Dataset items
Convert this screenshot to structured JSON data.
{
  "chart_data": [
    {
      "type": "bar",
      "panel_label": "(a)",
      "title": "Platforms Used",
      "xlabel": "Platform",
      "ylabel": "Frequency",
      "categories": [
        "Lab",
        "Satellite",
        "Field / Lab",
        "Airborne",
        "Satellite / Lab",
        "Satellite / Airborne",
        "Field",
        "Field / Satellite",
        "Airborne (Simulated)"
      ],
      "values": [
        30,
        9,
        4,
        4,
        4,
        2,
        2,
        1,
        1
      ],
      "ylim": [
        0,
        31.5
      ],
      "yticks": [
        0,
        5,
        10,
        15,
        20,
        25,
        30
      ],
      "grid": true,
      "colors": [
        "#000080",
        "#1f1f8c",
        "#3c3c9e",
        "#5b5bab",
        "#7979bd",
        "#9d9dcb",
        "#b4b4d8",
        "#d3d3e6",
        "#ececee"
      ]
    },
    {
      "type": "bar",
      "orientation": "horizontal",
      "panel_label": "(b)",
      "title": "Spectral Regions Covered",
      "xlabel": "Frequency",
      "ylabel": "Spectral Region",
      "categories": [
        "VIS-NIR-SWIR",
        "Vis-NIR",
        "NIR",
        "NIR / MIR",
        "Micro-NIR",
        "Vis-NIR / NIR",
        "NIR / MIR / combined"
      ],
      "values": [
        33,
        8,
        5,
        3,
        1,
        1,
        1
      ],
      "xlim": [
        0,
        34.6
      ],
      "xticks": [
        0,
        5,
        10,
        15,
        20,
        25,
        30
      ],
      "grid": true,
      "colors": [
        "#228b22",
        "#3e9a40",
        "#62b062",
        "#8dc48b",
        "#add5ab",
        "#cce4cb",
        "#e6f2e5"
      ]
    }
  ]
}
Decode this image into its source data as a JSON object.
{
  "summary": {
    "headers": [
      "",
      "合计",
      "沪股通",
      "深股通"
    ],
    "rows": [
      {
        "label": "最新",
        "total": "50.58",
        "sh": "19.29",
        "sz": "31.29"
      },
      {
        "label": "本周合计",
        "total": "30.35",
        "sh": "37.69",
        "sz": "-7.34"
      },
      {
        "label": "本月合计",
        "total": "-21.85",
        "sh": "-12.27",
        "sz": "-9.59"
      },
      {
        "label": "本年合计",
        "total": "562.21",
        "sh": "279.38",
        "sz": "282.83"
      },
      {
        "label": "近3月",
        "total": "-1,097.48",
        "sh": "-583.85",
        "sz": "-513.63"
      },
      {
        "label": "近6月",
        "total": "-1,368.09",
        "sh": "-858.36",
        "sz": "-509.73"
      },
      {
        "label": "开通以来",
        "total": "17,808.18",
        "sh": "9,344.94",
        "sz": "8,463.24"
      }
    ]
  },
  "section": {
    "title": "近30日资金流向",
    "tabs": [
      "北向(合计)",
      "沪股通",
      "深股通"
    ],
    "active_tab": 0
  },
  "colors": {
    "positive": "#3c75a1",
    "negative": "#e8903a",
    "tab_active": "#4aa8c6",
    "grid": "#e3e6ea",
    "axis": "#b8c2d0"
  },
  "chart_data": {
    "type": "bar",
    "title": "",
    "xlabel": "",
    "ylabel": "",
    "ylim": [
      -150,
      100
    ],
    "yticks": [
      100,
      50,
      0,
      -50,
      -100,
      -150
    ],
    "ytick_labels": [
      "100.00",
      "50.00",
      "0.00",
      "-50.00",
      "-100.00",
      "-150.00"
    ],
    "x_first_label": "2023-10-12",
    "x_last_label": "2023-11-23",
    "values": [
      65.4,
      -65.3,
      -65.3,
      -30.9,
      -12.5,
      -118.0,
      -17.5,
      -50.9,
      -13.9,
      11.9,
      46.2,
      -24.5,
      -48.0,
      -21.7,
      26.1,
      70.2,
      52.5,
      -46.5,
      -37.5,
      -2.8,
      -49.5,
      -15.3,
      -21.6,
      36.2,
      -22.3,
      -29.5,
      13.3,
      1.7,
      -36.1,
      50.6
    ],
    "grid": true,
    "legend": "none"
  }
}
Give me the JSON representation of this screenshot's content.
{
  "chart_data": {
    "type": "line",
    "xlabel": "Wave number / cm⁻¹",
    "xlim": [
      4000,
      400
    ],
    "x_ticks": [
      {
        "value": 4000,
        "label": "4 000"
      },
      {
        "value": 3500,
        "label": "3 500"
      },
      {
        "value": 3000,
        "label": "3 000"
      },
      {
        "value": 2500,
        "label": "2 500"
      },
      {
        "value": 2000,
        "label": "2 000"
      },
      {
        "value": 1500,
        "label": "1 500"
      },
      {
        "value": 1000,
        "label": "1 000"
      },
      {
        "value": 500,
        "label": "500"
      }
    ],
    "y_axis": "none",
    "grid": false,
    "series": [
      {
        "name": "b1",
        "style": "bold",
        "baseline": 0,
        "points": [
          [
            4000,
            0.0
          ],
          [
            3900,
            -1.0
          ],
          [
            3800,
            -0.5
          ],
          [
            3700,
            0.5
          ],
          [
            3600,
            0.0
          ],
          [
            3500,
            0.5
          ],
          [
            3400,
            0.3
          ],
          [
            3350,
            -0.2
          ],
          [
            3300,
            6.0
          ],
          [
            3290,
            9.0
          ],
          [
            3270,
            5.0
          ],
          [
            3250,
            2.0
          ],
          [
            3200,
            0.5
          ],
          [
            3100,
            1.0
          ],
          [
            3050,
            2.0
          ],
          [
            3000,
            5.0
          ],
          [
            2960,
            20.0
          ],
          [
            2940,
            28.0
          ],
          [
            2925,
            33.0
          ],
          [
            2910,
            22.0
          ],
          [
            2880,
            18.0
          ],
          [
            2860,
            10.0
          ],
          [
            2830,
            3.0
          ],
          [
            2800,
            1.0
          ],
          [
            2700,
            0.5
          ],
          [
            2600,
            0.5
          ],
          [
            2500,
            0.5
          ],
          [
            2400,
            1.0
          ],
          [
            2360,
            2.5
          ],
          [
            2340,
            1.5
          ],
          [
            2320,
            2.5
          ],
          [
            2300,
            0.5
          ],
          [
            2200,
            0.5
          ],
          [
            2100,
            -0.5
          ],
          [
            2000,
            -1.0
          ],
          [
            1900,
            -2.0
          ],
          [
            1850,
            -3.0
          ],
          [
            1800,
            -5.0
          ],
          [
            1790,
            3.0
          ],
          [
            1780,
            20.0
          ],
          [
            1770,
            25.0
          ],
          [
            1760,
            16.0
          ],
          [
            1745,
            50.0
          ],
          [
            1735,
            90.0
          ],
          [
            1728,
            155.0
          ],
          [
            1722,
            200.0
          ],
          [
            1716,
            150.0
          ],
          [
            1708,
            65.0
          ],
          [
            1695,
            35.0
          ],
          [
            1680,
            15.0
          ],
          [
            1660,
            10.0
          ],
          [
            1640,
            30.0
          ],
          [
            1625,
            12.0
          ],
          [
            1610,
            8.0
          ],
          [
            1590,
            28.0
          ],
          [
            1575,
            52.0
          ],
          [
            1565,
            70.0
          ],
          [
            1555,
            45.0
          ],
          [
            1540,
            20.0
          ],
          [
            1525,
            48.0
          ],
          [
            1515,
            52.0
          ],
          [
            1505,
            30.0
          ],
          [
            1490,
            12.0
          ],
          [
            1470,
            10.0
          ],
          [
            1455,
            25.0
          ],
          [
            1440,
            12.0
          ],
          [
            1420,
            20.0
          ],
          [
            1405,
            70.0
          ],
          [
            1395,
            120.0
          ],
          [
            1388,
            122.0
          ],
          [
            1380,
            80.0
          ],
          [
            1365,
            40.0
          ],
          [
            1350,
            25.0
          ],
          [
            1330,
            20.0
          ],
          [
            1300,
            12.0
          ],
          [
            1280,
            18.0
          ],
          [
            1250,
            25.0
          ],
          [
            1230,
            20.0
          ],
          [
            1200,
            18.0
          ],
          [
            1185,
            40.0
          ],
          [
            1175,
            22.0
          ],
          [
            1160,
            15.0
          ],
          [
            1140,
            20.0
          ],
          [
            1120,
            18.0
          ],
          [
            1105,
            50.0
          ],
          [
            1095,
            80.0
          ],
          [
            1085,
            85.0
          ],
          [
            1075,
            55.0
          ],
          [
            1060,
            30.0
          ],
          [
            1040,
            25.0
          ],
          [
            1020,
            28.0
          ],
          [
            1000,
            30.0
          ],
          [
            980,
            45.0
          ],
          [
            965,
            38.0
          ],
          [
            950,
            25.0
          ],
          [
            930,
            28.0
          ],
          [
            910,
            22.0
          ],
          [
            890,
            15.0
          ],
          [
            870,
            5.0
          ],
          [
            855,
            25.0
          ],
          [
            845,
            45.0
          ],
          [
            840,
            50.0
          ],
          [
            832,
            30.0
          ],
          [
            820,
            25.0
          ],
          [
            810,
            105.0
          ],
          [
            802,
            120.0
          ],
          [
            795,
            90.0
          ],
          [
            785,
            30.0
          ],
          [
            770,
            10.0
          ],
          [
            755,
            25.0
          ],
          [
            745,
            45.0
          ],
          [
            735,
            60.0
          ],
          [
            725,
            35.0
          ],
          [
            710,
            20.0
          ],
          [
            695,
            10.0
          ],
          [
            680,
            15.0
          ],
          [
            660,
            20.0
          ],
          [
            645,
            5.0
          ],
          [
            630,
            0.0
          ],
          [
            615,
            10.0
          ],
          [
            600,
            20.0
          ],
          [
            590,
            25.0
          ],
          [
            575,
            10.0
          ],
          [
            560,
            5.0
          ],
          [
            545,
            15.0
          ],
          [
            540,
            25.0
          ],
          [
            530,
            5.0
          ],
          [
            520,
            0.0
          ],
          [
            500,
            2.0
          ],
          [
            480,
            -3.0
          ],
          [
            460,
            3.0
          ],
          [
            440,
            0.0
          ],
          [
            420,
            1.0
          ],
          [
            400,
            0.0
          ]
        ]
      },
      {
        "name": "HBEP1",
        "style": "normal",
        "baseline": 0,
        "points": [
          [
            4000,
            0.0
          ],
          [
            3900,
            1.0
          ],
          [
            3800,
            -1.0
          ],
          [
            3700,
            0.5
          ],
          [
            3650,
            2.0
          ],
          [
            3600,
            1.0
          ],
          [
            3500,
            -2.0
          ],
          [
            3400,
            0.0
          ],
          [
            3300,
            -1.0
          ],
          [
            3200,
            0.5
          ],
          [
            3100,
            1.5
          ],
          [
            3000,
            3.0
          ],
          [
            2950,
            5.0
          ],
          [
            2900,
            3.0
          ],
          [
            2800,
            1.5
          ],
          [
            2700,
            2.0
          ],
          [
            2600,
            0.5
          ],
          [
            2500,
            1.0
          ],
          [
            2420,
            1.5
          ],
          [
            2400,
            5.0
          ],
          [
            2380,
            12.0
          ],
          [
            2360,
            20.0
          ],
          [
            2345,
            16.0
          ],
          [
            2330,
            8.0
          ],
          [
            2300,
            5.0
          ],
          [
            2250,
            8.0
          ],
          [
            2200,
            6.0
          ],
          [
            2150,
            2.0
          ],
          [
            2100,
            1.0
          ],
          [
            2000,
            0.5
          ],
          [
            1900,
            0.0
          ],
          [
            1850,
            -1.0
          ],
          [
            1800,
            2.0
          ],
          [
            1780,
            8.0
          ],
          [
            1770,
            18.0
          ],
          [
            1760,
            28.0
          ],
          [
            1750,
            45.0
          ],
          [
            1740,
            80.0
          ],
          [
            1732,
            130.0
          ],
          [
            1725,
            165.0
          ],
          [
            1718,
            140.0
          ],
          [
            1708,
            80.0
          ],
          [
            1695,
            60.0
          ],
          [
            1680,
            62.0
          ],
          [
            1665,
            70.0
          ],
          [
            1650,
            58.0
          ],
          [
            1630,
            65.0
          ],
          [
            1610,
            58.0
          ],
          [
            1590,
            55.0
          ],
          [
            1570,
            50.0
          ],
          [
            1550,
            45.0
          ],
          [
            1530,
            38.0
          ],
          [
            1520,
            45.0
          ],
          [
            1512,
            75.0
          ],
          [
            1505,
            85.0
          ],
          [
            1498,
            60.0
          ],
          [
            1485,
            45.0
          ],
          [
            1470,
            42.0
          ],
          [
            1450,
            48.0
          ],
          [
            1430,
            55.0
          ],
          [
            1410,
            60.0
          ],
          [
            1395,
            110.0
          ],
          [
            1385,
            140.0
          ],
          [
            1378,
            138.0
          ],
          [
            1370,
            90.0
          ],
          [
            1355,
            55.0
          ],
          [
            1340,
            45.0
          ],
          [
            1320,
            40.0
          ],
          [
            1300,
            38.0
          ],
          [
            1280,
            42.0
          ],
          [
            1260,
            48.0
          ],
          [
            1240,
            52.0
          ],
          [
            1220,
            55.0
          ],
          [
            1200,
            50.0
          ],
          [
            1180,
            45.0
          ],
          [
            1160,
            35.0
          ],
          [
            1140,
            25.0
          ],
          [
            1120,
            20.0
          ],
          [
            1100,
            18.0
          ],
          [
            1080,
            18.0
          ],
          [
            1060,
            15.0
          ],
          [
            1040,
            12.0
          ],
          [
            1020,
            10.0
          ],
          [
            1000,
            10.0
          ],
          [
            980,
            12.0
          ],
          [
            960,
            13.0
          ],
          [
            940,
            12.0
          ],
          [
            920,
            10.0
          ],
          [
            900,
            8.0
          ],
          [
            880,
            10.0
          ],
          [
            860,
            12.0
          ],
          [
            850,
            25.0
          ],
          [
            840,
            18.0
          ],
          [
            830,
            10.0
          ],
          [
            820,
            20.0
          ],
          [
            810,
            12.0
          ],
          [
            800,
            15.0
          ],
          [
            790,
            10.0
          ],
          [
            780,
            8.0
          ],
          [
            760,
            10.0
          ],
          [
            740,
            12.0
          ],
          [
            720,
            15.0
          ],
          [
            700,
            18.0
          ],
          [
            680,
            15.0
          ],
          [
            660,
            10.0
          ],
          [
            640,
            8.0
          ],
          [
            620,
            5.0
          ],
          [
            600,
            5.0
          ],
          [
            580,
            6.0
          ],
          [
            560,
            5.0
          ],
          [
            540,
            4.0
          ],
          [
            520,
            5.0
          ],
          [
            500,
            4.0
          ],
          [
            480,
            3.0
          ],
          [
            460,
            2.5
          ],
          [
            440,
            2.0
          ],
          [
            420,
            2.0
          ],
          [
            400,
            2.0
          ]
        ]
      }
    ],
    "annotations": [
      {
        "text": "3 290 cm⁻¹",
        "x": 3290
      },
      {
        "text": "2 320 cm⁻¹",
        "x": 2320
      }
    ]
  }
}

• [EXERCISE GOAL]: Show the lines where the word "this" appears in the entries.

• [ANSWER TO THE TASK]:
Convert this screenshot to structured JSON data.
Decode this image into its source data as a JSON object.
Give me the JSON representation of this screenshot's content.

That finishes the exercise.